**Your goal:** Express every line of the records below as a JSON list of strings, one string per line, skipping blank lines. Leave the pictures out of the answer.

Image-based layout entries
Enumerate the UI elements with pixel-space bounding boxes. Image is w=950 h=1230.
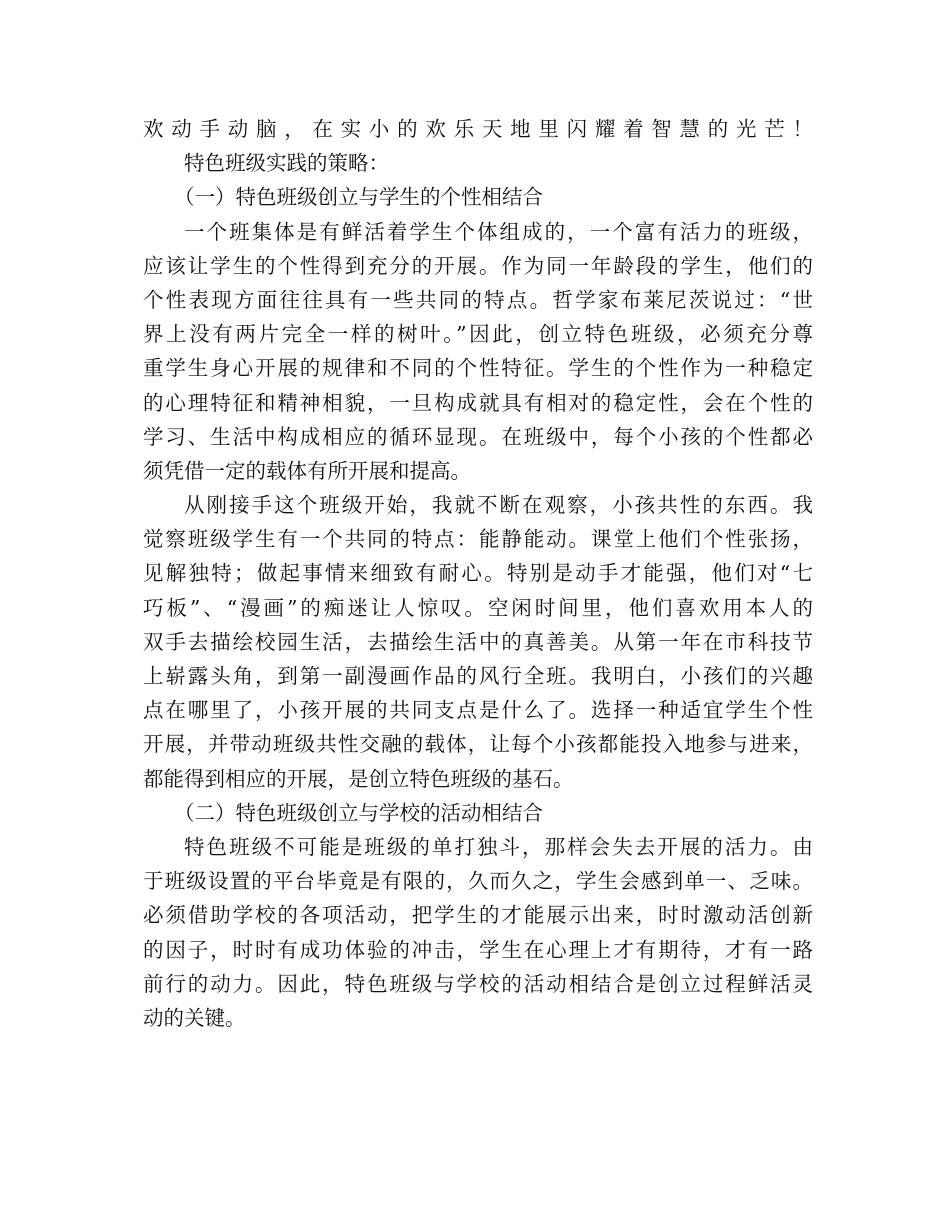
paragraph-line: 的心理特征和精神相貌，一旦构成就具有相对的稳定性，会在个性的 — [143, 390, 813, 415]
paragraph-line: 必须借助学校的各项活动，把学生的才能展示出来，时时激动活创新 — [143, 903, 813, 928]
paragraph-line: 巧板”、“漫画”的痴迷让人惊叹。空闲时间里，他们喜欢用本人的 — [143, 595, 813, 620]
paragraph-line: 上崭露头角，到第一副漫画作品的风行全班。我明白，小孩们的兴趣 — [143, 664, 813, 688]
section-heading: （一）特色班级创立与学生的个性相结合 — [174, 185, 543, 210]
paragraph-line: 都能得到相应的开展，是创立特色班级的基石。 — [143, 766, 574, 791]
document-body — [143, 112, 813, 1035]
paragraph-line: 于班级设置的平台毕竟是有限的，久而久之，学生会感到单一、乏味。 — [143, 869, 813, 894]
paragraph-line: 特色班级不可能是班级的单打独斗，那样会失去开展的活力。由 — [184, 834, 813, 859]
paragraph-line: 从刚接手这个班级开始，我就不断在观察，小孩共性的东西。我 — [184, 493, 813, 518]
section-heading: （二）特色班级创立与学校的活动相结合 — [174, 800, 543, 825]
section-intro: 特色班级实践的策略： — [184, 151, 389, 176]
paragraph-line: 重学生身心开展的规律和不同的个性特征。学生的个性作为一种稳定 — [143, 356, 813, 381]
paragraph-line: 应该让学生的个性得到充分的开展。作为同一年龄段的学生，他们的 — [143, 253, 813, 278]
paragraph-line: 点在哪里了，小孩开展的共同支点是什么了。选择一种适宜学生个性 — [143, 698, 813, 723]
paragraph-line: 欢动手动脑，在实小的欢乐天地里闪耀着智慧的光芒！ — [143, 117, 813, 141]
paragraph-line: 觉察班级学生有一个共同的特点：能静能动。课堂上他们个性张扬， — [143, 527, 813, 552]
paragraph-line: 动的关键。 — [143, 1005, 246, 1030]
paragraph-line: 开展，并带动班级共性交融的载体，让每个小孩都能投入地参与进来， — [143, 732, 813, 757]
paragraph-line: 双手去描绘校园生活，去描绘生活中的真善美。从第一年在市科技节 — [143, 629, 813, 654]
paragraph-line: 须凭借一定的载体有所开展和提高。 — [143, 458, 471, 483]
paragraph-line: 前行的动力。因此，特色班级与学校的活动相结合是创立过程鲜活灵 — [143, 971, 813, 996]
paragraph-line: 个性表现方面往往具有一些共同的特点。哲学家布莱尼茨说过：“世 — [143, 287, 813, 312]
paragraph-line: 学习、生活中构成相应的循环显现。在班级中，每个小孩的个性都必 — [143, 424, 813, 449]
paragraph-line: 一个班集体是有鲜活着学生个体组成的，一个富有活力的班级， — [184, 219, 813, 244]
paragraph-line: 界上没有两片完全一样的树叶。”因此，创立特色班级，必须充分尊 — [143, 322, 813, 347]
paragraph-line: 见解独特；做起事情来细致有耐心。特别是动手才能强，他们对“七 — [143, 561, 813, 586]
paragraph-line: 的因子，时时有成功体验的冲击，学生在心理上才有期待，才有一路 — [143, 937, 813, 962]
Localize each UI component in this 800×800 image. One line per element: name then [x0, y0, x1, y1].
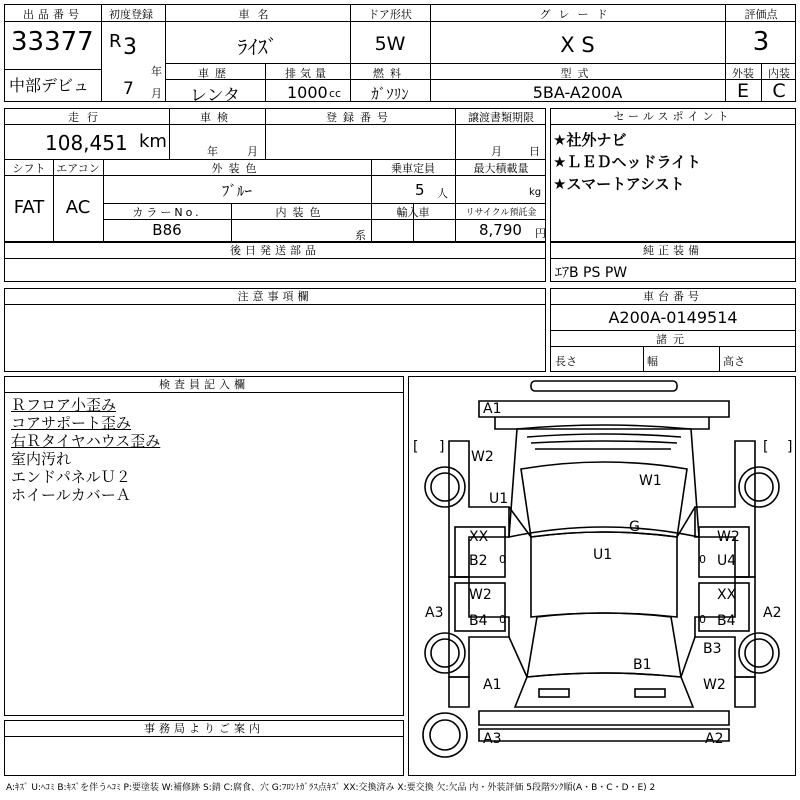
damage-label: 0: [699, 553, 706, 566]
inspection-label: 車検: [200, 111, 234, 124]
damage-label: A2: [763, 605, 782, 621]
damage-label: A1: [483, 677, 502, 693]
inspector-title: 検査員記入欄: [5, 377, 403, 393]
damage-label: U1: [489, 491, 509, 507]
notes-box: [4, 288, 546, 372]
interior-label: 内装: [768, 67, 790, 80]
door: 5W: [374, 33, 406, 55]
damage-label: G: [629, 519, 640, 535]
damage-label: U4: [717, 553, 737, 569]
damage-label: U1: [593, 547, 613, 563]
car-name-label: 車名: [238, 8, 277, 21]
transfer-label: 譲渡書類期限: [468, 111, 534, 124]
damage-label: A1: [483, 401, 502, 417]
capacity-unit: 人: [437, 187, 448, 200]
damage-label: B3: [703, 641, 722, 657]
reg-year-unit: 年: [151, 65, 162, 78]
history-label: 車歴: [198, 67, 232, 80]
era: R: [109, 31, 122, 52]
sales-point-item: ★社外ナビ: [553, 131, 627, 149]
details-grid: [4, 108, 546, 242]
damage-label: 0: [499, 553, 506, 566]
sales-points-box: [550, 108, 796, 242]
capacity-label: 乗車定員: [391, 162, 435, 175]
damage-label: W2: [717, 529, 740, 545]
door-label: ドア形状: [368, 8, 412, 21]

**Completed exercise:**
[
  "Enumerate the UI elements with pixel-space bounding boxes. Image is w=950 h=1230.",
  "paragraph-line: 的心理特征和精神相貌，一旦构成就具有相对的稳定性，会在个性的 — [143, 390, 813, 415]",
  "paragraph-line: 必须借助学校的各项活动，把学生的才能展示出来，时时激动活创新 — [143, 903, 813, 928]",
  "paragraph-line: 巧板”、“漫画”的痴迷让人惊叹。空闲时间里，他们喜欢用本人的 — [143, 595, 813, 620]",
  "paragraph-line: 上崭露头角，到第一副漫画作品的风行全班。我明白，小孩们的兴趣 — [143, 664, 813, 688]",
  "section-heading: （一）特色班级创立与学生的个性相结合 — [174, 185, 543, 210]",
  "paragraph-line: 都能得到相应的开展，是创立特色班级的基石。 — [143, 766, 574, 791]",
  "document-body — [143, 112, 813, 1035]",
  "paragraph-line: 于班级设置的平台毕竟是有限的，久而久之，学生会感到单一、乏味。 — [143, 869, 813, 894]",
  "paragraph-line: 特色班级不可能是班级的单打独斗，那样会失去开展的活力。由 — [184, 834, 813, 859]",
  "paragraph-line: 从刚接手这个班级开始，我就不断在观察，小孩共性的东西。我 — [184, 493, 813, 518]",
  "section-heading: （二）特色班级创立与学校的活动相结合 — [174, 800, 543, 825]",
  "section-intro: 特色班级实践的策略： — [184, 151, 389, 176]",
  "paragraph-line: 重学生身心开展的规律和不同的个性特征。学生的个性作为一种稳定 — [143, 356, 813, 381]",
  "paragraph-line: 应该让学生的个性得到充分的开展。作为同一年龄段的学生，他们的 — [143, 253, 813, 278]",
  "paragraph-line: 点在哪里了，小孩开展的共同支点是什么了。选择一种适宜学生个性 — [143, 698, 813, 723]",
  "paragraph-line: 欢动手动脑，在实小的欢乐天地里闪耀着智慧的光芒！ — [143, 117, 813, 141]",
  "paragraph-line: 觉察班级学生有一个共同的特点：能静能动。课堂上他们个性张扬， — [143, 527, 813, 552]",
  "paragraph-line: 动的关键。 — [143, 1005, 246, 1030]",
  "paragraph-line: 开展，并带动班级共性交融的载体，让每个小孩都能投入地参与进来， — [143, 732, 813, 757]",
  "paragraph-line: 双手去描绘校园生活，去描绘生活中的真善美。从第一年在市科技节 — [143, 629, 813, 654]",
  "paragraph-line: 须凭借一定的载体有所开展和提高。 — [143, 458, 471, 483]",
  "paragraph-line: 前行的动力。因此，特色班级与学校的活动相结合是创立过程鲜活灵 — [143, 971, 813, 996]",
  "paragraph-line: 个性表现方面往往具有一些共同的特点。哲学家布莱尼茨说过：“世 — [143, 287, 813, 312]",
  "paragraph-line: 学习、生活中构成相应的循环显现。在班级中，每个小孩的个性都必 — [143, 424, 813, 449]",
  "paragraph-line: 一个班集体是有鲜活着学生个体组成的，一个富有活力的班级， — [184, 219, 813, 244]",
  "paragraph-line: 界上没有两片完全一样的树叶。”因此，创立特色班级，必须充分尊 — [143, 322, 813, 347]",
  "paragraph-line: 见解独特；做起事情来细致有耐心。特别是动手才能强，他们对“七 — [143, 561, 813, 586]",
  "paragraph-line: 的因子，时时有成功体验的冲击，学生在心理上才有期待，才有一路 — [143, 937, 813, 962]",
  "Localize each UI component in this 800×800 image. One line per element: name then [x0, y0, x1, y1].",
  "damage-label: 0: [699, 553, 706, 566]",
  "inspection-label: 車検: [200, 111, 234, 124]",
  "damage-label: A2: [763, 605, 782, 621]",
  "damage-label: A1: [483, 677, 502, 693]",
  "inspector-title: 検査員記入欄: [5, 377, 403, 393]",
  "damage-label: U1: [489, 491, 509, 507]",
  "notes-box: [4, 288, 546, 372]",
  "interior-label: 内装: [768, 67, 790, 80]",
  "door: 5W: [374, 33, 406, 55]",
  "damage-label: G: [629, 519, 640, 535]",
  "damage-label: U4: [717, 553, 737, 569]",
  "damage-label: U1: [593, 547, 613, 563]",
  "car-name-label: 車名: [238, 8, 277, 21]",
  "transfer-label: 譲渡書類期限: [468, 111, 534, 124]",
  "damage-label: A1: [483, 401, 502, 417]",
  "capacity-unit: 人: [437, 187, 448, 200]",
  "damage-label: B3: [703, 641, 722, 657]",
  "reg-year-unit: 年: [151, 65, 162, 78]",
  "history-label: 車歴: [198, 67, 232, 80]",
  "era: R: [109, 31, 122, 52]",
  "sales-point-item: ★社外ナビ: [553, 131, 627, 149]",
  "details-grid: [4, 108, 546, 242]",
  "damage-label: 0: [499, 553, 506, 566]",
  "sales-points-box: [550, 108, 796, 242]",
  "capacity-label: 乗車定員: [391, 162, 435, 175]",
  "damage-label: W2: [717, 529, 740, 545]",
  "door-label: ドア形状: [368, 8, 412, 21]"
]